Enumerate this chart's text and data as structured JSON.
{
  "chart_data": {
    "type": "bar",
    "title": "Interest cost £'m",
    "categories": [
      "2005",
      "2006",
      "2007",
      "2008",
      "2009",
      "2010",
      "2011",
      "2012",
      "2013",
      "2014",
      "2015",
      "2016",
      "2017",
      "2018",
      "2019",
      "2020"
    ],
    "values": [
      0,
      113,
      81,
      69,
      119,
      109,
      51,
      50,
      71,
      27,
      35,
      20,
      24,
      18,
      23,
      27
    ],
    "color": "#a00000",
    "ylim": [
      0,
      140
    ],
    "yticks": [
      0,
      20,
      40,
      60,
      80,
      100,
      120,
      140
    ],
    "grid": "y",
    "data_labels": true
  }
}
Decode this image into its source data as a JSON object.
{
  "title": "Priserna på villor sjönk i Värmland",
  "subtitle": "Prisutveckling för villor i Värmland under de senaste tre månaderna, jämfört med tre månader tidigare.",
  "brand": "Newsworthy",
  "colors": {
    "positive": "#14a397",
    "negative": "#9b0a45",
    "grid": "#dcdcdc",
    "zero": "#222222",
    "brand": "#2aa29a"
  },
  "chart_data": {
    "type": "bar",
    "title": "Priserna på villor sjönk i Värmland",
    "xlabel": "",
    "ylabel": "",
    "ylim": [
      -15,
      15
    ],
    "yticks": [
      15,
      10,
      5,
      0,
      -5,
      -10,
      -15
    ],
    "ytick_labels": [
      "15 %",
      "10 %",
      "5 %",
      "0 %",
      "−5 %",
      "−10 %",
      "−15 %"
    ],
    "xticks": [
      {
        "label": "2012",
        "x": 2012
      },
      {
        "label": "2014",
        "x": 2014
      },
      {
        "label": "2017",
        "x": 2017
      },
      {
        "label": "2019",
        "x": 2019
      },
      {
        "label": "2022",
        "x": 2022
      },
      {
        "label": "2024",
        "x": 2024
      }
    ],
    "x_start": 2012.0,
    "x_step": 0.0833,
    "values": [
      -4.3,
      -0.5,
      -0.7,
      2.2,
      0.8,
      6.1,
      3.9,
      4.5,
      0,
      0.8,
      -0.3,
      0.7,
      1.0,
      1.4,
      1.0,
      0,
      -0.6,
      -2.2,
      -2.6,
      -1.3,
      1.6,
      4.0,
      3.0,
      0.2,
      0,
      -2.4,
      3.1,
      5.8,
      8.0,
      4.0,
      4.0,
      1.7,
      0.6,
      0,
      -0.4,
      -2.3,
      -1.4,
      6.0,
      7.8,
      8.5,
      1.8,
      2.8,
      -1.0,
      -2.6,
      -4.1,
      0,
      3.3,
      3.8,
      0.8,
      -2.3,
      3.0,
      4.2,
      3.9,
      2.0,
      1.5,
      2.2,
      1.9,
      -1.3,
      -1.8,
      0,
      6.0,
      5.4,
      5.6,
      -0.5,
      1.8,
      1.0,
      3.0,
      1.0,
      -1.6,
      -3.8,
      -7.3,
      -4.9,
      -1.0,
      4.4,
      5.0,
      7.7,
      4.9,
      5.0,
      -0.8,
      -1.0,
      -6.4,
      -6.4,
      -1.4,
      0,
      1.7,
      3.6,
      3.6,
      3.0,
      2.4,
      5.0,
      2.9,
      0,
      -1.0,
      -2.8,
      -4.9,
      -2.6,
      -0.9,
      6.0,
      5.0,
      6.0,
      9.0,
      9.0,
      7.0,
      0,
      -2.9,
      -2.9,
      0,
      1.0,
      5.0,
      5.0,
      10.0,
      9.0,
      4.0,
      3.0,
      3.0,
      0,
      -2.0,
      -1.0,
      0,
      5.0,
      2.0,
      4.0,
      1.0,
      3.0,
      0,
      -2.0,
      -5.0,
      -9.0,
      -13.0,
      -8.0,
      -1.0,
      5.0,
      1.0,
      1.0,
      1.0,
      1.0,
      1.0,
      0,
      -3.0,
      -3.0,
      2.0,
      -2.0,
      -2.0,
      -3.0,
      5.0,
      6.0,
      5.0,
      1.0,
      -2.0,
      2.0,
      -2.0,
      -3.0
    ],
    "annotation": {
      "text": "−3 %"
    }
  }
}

** Task brief **
Set down the listing in full, keeping every word exactly as it is.

** Reply **
Enumerate this chart's text and data as structured JSON.
{
  "chart_data": {
    "type": "bar",
    "title": "Interest cost £'m",
    "categories": [
      "2005",
      "2006",
      "2007",
      "2008",
      "2009",
      "2010",
      "2011",
      "2012",
      "2013",
      "2014",
      "2015",
      "2016",
      "2017",
      "2018",
      "2019",
      "2020"
    ],
    "values": [
      0,
      113,
      81,
      69,
      119,
      109,
      51,
      50,
      71,
      27,
      35,
      20,
      24,
      18,
      23,
      27
    ],
    "color": "#a00000",
    "ylim": [
      0,
      140
    ],
    "yticks": [
      0,
      20,
      40,
      60,
      80,
      100,
      120,
      140
    ],
    "grid": "y",
    "data_labels": true
  }
}
Decode this image into its source data as a JSON object.
{
  "title": "Priserna på villor sjönk i Värmland",
  "subtitle": "Prisutveckling för villor i Värmland under de senaste tre månaderna, jämfört med tre månader tidigare.",
  "brand": "Newsworthy",
  "colors": {
    "positive": "#14a397",
    "negative": "#9b0a45",
    "grid": "#dcdcdc",
    "zero": "#222222",
    "brand": "#2aa29a"
  },
  "chart_data": {
    "type": "bar",
    "title": "Priserna på villor sjönk i Värmland",
    "xlabel": "",
    "ylabel": "",
    "ylim": [
      -15,
      15
    ],
    "yticks": [
      15,
      10,
      5,
      0,
      -5,
      -10,
      -15
    ],
    "ytick_labels": [
      "15 %",
      "10 %",
      "5 %",
      "0 %",
      "−5 %",
      "−10 %",
      "−15 %"
    ],
    "xticks": [
      {
        "label": "2012",
        "x": 2012
      },
      {
        "label": "2014",
        "x": 2014
      },
      {
        "label": "2017",
        "x": 2017
      },
      {
        "label": "2019",
        "x": 2019
      },
      {
        "label": "2022",
        "x": 2022
      },
      {
        "label": "2024",
        "x": 2024
      }
    ],
    "x_start": 2012.0,
    "x_step": 0.0833,
    "values": [
      -4.3,
      -0.5,
      -0.7,
      2.2,
      0.8,
      6.1,
      3.9,
      4.5,
      0,
      0.8,
      -0.3,
      0.7,
      1.0,
      1.4,
      1.0,
      0,
      -0.6,
      -2.2,
      -2.6,
      -1.3,
      1.6,
      4.0,
      3.0,
      0.2,
      0,
      -2.4,
      3.1,
      5.8,
      8.0,
      4.0,
      4.0,
      1.7,
      0.6,
      0,
      -0.4,
      -2.3,
      -1.4,
      6.0,
      7.8,
      8.5,
      1.8,
      2.8,
      -1.0,
      -2.6,
      -4.1,
      0,
      3.3,
      3.8,
      0.8,
      -2.3,
      3.0,
      4.2,
      3.9,
      2.0,
      1.5,
      2.2,
      1.9,
      -1.3,
      -1.8,
      0,
      6.0,
      5.4,
      5.6,
      -0.5,
      1.8,
      1.0,
      3.0,
      1.0,
      -1.6,
      -3.8,
      -7.3,
      -4.9,
      -1.0,
      4.4,
      5.0,
      7.7,
      4.9,
      5.0,
      -0.8,
      -1.0,
      -6.4,
      -6.4,
      -1.4,
      0,
      1.7,
      3.6,
      3.6,
      3.0,
      2.4,
      5.0,
      2.9,
      0,
      -1.0,
      -2.8,
      -4.9,
      -2.6,
      -0.9,
      6.0,
      5.0,
      6.0,
      9.0,
      9.0,
      7.0,
      0,
      -2.9,
      -2.9,
      0,
      1.0,
      5.0,
      5.0,
      10.0,
      9.0,
      4.0,
      3.0,
      3.0,
      0,
      -2.0,
      -1.0,
      0,
      5.0,
      2.0,
      4.0,
      1.0,
      3.0,
      0,
      -2.0,
      -5.0,
      -9.0,
      -13.0,
      -8.0,
      -1.0,
      5.0,
      1.0,
      1.0,
      1.0,
      1.0,
      1.0,
      0,
      -3.0,
      -3.0,
      2.0,
      -2.0,
      -2.0,
      -3.0,
      5.0,
      6.0,
      5.0,
      1.0,
      -2.0,
      2.0,
      -2.0,
      -3.0
    ],
    "annotation": {
      "text": "−3 %"
    }
  }
}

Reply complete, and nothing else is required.